▸ **Goal**: All entries should be output exactly as they stand.

▸ **Material for this task**:
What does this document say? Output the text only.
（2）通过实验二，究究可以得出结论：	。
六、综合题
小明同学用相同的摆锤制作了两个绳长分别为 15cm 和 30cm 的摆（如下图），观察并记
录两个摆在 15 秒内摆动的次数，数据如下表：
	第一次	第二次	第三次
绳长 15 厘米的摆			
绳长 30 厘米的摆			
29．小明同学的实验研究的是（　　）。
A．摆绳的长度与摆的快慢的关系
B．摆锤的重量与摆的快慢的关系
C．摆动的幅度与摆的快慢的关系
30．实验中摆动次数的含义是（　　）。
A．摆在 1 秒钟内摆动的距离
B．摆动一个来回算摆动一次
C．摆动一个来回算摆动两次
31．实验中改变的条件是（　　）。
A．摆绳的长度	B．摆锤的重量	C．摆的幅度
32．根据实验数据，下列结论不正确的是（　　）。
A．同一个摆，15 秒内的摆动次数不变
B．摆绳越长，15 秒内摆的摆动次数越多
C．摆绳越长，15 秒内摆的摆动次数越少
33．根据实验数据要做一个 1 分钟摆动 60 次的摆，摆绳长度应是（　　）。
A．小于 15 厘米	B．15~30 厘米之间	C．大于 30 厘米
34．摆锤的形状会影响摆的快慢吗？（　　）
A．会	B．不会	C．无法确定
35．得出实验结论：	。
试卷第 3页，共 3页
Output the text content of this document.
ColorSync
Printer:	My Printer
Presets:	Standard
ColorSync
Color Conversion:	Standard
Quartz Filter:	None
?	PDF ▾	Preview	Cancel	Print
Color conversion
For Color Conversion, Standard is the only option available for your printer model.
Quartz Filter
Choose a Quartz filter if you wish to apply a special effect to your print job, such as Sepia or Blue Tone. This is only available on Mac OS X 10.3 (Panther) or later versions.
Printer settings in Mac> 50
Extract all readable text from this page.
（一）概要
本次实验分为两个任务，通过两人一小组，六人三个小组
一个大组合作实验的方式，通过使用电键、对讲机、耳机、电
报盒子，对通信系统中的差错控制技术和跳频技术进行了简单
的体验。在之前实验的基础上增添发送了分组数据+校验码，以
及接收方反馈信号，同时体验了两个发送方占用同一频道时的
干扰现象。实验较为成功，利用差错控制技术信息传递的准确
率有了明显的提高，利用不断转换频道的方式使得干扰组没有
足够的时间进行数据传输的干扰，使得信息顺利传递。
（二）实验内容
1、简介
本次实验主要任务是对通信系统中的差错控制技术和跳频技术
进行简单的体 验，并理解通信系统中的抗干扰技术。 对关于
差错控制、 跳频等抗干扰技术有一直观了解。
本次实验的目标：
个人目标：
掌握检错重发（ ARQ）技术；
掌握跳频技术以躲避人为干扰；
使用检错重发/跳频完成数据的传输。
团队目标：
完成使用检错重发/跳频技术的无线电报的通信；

▸ **Finished answer**:
What does this document say? Output the text only.
（2）通过实验二，究究可以得出结论：	。
六、综合题
小明同学用相同的摆锤制作了两个绳长分别为 15cm 和 30cm 的摆（如下图），观察并记
录两个摆在 15 秒内摆动的次数，数据如下表：
	第一次	第二次	第三次
绳长 15 厘米的摆			
绳长 30 厘米的摆			
29．小明同学的实验研究的是（　　）。
A．摆绳的长度与摆的快慢的关系
B．摆锤的重量与摆的快慢的关系
C．摆动的幅度与摆的快慢的关系
30．实验中摆动次数的含义是（　　）。
A．摆在 1 秒钟内摆动的距离
B．摆动一个来回算摆动一次
C．摆动一个来回算摆动两次
31．实验中改变的条件是（　　）。
A．摆绳的长度	B．摆锤的重量	C．摆的幅度
32．根据实验数据，下列结论不正确的是（　　）。
A．同一个摆，15 秒内的摆动次数不变
B．摆绳越长，15 秒内摆的摆动次数越多
C．摆绳越长，15 秒内摆的摆动次数越少
33．根据实验数据要做一个 1 分钟摆动 60 次的摆，摆绳长度应是（　　）。
A．小于 15 厘米	B．15~30 厘米之间	C．大于 30 厘米
34．摆锤的形状会影响摆的快慢吗？（　　）
A．会	B．不会	C．无法确定
35．得出实验结论：	。
试卷第 3页，共 3页
Output the text content of this document.
ColorSync
Printer:	My Printer
Presets:	Standard
ColorSync
Color Conversion:	Standard
Quartz Filter:	None
?	PDF ▾	Preview	Cancel	Print
Color conversion
For Color Conversion, Standard is the only option available for your printer model.
Quartz Filter
Choose a Quartz filter if you wish to apply a special effect to your print job, such as Sepia or Blue Tone. This is only available on Mac OS X 10.3 (Panther) or later versions.
Printer settings in Mac> 50
Extract all readable text from this page.
（一）概要
本次实验分为两个任务，通过两人一小组，六人三个小组
一个大组合作实验的方式，通过使用电键、对讲机、耳机、电
报盒子，对通信系统中的差错控制技术和跳频技术进行了简单
的体验。在之前实验的基础上增添发送了分组数据+校验码，以
及接收方反馈信号，同时体验了两个发送方占用同一频道时的
干扰现象。实验较为成功，利用差错控制技术信息传递的准确
率有了明显的提高，利用不断转换频道的方式使得干扰组没有
足够的时间进行数据传输的干扰，使得信息顺利传递。
（二）实验内容
1、简介
本次实验主要任务是对通信系统中的差错控制技术和跳频技术
进行简单的体 验，并理解通信系统中的抗干扰技术。 对关于
差错控制、 跳频等抗干扰技术有一直观了解。
本次实验的目标：
个人目标：
掌握检错重发（ ARQ）技术；
掌握跳频技术以躲避人为干扰；
使用检错重发/跳频完成数据的传输。
团队目标：
完成使用检错重发/跳频技术的无线电报的通信；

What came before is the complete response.